(Items from a dataset)
----------

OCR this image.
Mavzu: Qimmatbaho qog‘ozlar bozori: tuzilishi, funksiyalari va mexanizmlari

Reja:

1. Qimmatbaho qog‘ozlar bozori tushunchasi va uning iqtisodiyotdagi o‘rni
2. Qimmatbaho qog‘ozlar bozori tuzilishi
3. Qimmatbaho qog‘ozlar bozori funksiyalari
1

----------

» REQUIREMENTS
Return every record above exactly as it appears.

» FINISHED ANSWER
OCR this image.
Mavzu: Qimmatbaho qog‘ozlar bozori: tuzilishi, funksiyalari va mexanizmlari

Reja:

1. Qimmatbaho qog‘ozlar bozori tushunchasi va uning iqtisodiyotdagi o‘rni
2. Qimmatbaho qog‘ozlar bozori tuzilishi
3. Qimmatbaho qog‘ozlar bozori funksiyalari
1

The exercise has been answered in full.